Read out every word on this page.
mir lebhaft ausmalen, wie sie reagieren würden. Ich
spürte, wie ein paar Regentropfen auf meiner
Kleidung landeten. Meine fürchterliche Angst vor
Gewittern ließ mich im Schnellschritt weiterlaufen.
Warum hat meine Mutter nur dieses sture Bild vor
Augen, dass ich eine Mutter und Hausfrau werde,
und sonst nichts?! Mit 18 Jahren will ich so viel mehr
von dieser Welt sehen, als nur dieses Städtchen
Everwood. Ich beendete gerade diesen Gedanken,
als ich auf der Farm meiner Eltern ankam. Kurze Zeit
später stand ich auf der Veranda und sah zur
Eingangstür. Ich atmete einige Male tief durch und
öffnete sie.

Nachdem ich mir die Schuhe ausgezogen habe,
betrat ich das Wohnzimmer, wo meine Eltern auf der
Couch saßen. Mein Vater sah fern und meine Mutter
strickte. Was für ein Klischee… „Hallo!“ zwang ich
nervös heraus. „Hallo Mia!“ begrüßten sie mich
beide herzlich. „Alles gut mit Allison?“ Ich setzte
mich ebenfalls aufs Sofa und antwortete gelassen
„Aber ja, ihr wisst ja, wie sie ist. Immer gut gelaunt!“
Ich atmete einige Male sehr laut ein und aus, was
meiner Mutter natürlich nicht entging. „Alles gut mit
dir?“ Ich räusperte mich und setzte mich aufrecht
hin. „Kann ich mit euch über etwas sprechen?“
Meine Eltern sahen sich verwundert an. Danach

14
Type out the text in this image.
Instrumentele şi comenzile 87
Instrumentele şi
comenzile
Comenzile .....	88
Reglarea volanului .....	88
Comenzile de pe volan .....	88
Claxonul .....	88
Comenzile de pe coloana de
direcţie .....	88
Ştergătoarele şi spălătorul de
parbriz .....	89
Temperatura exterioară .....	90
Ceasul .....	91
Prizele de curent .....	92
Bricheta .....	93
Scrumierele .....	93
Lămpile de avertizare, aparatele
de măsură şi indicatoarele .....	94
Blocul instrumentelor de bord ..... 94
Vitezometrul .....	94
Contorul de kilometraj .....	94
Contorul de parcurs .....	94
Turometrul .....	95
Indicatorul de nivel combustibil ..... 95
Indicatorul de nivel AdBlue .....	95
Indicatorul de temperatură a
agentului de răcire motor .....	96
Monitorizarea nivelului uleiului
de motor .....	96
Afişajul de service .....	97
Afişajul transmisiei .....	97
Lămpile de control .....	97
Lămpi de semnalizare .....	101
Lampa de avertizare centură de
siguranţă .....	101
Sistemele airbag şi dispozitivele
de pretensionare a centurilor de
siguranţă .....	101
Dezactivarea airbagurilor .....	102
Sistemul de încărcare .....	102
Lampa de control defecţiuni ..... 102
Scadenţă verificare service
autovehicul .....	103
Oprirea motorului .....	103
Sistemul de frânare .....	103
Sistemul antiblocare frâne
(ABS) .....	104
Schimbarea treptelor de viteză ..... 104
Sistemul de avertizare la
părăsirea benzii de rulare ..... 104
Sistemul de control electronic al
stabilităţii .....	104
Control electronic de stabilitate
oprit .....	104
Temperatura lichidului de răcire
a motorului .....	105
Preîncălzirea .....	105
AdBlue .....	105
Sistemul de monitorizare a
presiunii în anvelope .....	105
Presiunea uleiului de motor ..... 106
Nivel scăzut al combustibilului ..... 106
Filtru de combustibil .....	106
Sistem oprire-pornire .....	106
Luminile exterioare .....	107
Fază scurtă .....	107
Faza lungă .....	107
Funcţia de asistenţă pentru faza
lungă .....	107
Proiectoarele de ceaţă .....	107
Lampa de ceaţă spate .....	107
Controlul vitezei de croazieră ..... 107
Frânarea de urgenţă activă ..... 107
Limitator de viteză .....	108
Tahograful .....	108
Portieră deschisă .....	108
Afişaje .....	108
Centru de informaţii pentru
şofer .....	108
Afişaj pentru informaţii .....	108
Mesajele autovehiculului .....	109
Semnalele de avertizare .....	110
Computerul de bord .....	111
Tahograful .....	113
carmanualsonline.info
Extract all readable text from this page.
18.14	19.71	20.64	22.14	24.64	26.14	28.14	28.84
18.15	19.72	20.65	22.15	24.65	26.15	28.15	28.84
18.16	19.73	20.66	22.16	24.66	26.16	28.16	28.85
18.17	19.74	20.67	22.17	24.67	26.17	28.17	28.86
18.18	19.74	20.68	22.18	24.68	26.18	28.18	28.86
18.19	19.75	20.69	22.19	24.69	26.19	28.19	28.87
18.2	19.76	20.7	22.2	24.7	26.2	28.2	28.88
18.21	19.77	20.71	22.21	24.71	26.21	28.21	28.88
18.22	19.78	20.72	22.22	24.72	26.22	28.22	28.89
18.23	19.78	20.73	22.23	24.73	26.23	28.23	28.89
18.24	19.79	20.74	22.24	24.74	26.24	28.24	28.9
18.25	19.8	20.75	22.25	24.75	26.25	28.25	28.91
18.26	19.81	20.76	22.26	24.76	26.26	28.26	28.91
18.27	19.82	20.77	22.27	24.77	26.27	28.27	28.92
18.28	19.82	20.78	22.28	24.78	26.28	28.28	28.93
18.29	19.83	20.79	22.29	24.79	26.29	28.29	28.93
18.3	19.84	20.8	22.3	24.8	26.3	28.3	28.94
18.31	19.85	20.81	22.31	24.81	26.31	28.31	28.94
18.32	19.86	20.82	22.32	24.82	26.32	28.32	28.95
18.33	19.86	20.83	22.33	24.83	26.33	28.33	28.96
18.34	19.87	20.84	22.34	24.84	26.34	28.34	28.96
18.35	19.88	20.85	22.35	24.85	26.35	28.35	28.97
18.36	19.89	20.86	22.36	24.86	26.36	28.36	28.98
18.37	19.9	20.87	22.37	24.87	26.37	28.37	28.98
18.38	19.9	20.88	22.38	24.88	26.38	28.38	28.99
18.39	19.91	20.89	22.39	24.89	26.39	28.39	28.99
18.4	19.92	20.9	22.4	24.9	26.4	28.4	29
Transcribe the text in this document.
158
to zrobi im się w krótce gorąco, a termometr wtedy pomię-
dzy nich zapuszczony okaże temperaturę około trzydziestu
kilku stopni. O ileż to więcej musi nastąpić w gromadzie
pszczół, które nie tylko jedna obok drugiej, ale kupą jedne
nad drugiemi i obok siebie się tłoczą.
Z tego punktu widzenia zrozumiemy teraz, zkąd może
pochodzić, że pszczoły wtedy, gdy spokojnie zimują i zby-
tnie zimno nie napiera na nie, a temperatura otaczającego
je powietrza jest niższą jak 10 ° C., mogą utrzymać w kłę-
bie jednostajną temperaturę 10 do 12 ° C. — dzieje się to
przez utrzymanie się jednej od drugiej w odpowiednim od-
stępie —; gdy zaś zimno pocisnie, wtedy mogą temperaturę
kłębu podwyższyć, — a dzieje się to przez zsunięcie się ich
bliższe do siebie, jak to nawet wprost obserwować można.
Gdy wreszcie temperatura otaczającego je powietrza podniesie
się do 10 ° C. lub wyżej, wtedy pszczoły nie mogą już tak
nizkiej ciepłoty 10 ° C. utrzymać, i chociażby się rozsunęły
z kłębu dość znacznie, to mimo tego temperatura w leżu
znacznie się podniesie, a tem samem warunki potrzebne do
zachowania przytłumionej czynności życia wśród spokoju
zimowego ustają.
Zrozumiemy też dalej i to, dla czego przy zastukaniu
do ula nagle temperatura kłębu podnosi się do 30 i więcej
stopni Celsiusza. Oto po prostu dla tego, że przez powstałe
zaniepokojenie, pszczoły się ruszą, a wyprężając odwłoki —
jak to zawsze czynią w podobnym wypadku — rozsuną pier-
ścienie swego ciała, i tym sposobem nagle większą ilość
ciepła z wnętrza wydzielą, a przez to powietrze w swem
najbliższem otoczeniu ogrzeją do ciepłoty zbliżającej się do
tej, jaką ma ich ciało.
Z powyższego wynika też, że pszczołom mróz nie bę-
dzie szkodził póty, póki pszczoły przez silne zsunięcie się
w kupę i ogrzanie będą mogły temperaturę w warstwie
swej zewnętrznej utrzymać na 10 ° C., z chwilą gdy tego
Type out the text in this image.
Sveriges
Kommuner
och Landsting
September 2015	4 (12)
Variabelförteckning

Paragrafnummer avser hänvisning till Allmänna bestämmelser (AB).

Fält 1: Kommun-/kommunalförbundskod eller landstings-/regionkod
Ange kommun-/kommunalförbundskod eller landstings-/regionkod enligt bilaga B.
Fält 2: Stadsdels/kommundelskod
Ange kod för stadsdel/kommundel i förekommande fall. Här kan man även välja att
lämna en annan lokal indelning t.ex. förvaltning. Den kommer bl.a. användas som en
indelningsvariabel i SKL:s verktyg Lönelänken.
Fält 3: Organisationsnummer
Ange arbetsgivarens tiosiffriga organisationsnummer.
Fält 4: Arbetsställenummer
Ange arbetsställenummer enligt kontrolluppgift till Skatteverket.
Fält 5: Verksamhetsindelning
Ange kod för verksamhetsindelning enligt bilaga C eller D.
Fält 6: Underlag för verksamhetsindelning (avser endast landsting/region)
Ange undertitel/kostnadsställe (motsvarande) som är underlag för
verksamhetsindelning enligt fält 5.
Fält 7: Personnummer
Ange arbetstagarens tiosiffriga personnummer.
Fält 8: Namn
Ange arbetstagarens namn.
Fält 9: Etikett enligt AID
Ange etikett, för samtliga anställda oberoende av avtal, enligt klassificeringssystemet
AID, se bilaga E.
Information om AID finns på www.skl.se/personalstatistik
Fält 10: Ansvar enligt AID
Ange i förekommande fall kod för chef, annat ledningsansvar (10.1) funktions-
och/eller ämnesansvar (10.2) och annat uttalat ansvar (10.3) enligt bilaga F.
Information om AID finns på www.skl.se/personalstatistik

# # # # # # #

Exercise:
Which lines in the data above contain "podniesie"? Show each one.

Answer in full:
Gdy wreszcie temperatura otaczającego je powietrza podniesie
znacznie się podniesie, a tem samem warunki potrzebne do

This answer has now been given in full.